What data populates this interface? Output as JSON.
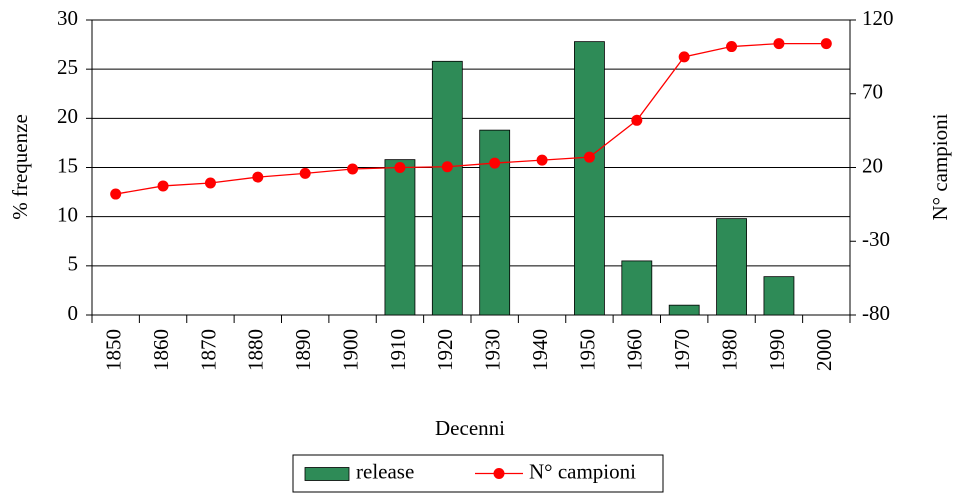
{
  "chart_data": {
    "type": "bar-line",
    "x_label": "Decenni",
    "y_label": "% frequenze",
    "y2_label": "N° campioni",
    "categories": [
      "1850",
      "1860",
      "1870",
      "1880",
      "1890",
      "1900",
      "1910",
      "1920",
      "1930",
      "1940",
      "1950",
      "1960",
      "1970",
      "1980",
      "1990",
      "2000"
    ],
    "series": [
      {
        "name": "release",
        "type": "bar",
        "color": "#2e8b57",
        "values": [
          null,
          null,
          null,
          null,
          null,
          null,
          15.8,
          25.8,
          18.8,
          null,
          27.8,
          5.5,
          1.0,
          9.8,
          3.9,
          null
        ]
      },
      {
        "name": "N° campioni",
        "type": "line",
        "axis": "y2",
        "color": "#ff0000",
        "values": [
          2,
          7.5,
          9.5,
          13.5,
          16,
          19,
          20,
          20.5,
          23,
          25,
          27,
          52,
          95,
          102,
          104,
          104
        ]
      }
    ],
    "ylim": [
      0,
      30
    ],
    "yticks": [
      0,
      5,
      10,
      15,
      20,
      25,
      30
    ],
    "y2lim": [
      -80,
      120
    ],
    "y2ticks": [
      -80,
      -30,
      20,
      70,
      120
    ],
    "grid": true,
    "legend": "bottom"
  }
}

● ● ● ● ● ● ●

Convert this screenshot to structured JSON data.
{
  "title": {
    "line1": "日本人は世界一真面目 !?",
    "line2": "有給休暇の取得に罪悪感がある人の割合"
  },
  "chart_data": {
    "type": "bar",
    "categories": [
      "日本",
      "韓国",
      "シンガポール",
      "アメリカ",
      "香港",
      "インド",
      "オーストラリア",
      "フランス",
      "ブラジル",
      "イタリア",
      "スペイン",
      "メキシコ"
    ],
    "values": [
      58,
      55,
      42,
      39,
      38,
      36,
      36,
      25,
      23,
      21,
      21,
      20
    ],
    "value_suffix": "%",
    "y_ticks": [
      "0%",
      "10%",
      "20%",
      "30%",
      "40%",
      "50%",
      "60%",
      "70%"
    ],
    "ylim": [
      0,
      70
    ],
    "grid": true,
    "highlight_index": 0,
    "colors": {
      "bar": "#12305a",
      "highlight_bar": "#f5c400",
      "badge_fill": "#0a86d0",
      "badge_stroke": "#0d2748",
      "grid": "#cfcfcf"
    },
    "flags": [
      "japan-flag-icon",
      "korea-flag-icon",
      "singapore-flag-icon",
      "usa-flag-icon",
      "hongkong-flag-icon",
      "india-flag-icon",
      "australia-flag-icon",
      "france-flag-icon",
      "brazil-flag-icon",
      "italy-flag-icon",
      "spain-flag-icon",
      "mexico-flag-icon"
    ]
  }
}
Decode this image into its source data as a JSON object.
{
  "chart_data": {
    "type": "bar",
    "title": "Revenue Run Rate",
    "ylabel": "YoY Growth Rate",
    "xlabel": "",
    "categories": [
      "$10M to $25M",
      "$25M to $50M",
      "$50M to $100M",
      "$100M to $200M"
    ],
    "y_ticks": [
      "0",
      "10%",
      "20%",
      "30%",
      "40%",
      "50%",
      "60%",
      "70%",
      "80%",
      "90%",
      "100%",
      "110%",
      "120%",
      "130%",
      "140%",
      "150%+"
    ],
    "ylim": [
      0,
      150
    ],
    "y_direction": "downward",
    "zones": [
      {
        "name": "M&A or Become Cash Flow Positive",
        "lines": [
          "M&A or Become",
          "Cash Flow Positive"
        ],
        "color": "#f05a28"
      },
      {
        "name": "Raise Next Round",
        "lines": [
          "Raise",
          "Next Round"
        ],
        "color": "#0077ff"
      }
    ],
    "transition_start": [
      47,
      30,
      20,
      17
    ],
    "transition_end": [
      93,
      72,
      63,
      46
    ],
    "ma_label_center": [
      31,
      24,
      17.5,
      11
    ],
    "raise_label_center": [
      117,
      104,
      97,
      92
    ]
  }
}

● ● ● ● ● ● ●

Among the lines of the data, identify those with the word "this". Copy each of them.

_Reply to the task_
What data populates this interface? Output as JSON.
Convert this screenshot to structured JSON data.
Decode this image into its source data as a JSON object.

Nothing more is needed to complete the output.